Exercise description
Your task is to repeat the listing exactly.

++++++++++++++++++++

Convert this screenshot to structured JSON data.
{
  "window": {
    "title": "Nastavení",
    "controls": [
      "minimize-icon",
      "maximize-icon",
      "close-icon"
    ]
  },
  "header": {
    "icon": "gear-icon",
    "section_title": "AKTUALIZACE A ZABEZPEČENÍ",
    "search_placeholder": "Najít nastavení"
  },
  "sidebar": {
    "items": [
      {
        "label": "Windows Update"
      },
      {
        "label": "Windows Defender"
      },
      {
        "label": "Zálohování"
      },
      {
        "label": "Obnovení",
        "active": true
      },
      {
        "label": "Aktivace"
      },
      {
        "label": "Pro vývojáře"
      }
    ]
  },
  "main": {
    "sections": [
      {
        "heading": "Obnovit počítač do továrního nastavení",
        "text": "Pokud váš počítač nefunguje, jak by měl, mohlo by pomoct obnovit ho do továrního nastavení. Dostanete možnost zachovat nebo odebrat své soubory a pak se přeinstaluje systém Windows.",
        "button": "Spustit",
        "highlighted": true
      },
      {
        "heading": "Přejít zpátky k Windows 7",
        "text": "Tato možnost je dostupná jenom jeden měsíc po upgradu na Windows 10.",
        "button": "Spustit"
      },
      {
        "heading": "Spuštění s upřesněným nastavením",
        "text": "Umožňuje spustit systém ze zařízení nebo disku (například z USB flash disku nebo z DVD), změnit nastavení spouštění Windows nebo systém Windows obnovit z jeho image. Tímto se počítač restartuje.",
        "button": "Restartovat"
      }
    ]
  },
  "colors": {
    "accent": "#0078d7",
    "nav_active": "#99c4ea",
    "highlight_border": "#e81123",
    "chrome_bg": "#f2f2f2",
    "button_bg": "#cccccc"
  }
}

++++++++++++++++++++

Final result
Convert this screenshot to structured JSON data.
{
  "window": {
    "title": "Nastavení",
    "controls": [
      "minimize-icon",
      "maximize-icon",
      "close-icon"
    ]
  },
  "header": {
    "icon": "gear-icon",
    "section_title": "AKTUALIZACE A ZABEZPEČENÍ",
    "search_placeholder": "Najít nastavení"
  },
  "sidebar": {
    "items": [
      {
        "label": "Windows Update"
      },
      {
        "label": "Windows Defender"
      },
      {
        "label": "Zálohování"
      },
      {
        "label": "Obnovení",
        "active": true
      },
      {
        "label": "Aktivace"
      },
      {
        "label": "Pro vývojáře"
      }
    ]
  },
  "main": {
    "sections": [
      {
        "heading": "Obnovit počítač do továrního nastavení",
        "text": "Pokud váš počítač nefunguje, jak by měl, mohlo by pomoct obnovit ho do továrního nastavení. Dostanete možnost zachovat nebo odebrat své soubory a pak se přeinstaluje systém Windows.",
        "button": "Spustit",
        "highlighted": true
      },
      {
        "heading": "Přejít zpátky k Windows 7",
        "text": "Tato možnost je dostupná jenom jeden měsíc po upgradu na Windows 10.",
        "button": "Spustit"
      },
      {
        "heading": "Spuštění s upřesněným nastavením",
        "text": "Umožňuje spustit systém ze zařízení nebo disku (například z USB flash disku nebo z DVD), změnit nastavení spouštění Windows nebo systém Windows obnovit z jeho image. Tímto se počítač restartuje.",
        "button": "Restartovat"
      }
    ]
  },
  "colors": {
    "accent": "#0078d7",
    "nav_active": "#99c4ea",
    "highlight_border": "#e81123",
    "chrome_bg": "#f2f2f2",
    "button_bg": "#cccccc"
  }
}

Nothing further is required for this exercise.